Exercise goal: How many lines in the entries below contain "ยนแต"? Answer with the number only.

Stored data
— begin —

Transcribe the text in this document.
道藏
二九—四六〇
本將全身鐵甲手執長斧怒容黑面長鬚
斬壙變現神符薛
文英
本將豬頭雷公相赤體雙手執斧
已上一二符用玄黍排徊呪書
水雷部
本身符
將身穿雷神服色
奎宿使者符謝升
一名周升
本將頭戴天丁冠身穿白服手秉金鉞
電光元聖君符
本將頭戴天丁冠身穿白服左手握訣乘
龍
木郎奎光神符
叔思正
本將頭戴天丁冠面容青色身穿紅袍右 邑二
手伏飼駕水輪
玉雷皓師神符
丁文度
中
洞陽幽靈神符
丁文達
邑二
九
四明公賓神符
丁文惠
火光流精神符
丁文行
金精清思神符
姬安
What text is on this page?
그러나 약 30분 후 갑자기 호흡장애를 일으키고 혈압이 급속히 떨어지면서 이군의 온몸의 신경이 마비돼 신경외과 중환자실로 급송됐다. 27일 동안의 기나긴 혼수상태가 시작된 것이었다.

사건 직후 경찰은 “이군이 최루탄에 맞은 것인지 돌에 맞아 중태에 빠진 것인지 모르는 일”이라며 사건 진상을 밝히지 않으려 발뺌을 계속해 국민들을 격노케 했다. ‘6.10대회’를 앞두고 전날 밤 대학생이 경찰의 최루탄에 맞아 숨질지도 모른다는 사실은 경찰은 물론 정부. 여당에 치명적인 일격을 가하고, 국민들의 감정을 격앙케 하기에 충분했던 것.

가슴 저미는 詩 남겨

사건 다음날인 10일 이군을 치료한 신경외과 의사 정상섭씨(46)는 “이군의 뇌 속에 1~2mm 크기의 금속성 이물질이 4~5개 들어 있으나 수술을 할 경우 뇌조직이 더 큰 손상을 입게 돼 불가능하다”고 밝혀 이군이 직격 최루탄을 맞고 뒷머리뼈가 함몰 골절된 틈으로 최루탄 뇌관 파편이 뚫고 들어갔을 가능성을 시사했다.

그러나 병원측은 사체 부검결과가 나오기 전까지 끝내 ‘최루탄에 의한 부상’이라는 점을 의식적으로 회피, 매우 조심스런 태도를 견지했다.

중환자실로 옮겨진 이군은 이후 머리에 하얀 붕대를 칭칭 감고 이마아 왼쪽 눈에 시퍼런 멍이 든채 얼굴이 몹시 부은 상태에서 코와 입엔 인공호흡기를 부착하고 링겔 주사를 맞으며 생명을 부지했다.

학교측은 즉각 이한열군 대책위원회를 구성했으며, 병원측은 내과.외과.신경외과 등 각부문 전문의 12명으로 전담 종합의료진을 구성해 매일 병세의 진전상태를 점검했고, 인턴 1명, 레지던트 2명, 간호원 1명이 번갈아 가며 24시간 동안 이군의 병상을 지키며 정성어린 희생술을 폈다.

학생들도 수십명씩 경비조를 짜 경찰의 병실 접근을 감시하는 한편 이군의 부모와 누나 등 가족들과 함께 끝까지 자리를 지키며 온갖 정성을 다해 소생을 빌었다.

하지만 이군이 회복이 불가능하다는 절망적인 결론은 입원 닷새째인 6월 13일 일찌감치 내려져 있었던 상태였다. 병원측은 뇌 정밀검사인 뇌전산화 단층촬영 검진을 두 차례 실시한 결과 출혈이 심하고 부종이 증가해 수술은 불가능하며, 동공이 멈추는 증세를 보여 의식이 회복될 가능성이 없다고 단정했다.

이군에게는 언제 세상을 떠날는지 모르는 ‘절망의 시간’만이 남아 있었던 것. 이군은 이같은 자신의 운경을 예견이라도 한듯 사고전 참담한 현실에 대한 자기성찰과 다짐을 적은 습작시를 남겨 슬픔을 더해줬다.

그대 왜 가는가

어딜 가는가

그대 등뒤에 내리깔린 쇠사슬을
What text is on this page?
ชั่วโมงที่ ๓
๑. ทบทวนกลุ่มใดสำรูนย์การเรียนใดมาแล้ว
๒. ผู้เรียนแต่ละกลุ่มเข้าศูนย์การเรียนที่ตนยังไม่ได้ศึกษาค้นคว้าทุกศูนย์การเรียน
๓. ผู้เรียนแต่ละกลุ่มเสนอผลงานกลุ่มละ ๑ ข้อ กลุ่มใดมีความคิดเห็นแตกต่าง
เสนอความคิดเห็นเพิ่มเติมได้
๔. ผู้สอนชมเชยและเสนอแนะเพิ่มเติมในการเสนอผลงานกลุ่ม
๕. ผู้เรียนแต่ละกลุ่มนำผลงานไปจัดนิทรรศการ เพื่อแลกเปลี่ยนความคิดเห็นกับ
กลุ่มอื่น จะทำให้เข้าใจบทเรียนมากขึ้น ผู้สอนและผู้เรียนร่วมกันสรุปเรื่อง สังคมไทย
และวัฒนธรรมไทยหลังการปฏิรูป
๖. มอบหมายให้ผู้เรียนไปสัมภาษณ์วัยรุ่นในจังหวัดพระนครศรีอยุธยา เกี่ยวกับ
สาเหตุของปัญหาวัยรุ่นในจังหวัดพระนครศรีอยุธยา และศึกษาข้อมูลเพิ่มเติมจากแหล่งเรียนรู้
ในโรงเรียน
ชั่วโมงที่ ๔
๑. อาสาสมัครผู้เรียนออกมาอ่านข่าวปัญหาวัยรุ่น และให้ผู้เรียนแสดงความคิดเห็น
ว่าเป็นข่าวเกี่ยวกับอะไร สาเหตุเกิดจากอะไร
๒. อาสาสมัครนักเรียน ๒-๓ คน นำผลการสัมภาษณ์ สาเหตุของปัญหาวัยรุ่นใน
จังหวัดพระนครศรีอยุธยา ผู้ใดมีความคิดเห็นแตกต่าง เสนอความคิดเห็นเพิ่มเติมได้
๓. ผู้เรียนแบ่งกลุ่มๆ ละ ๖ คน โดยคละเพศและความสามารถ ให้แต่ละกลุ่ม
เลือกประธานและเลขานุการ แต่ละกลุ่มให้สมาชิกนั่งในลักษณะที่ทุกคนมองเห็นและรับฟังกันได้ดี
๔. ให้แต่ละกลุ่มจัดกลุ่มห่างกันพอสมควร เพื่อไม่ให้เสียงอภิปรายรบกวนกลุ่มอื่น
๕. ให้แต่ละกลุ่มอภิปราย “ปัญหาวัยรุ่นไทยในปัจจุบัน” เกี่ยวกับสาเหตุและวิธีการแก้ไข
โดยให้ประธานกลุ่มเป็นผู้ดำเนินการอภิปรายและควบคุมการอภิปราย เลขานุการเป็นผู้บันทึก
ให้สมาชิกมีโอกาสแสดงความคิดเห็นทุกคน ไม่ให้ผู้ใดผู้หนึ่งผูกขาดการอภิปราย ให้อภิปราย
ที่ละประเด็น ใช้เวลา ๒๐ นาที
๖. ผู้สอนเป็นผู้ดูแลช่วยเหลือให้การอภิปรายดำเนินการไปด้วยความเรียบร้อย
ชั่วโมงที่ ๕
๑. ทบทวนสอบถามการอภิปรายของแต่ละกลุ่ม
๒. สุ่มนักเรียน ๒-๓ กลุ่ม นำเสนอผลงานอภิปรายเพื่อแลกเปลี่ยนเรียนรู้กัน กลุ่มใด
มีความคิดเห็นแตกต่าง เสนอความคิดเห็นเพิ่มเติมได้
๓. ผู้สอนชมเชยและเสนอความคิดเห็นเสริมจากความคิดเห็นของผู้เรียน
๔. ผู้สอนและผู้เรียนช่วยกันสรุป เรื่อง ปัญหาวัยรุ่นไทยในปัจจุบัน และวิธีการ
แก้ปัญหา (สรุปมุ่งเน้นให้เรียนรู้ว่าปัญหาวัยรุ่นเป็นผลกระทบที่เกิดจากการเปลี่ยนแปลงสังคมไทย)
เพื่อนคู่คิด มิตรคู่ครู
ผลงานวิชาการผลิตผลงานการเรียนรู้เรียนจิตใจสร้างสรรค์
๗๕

— end —

Answer to this task: 3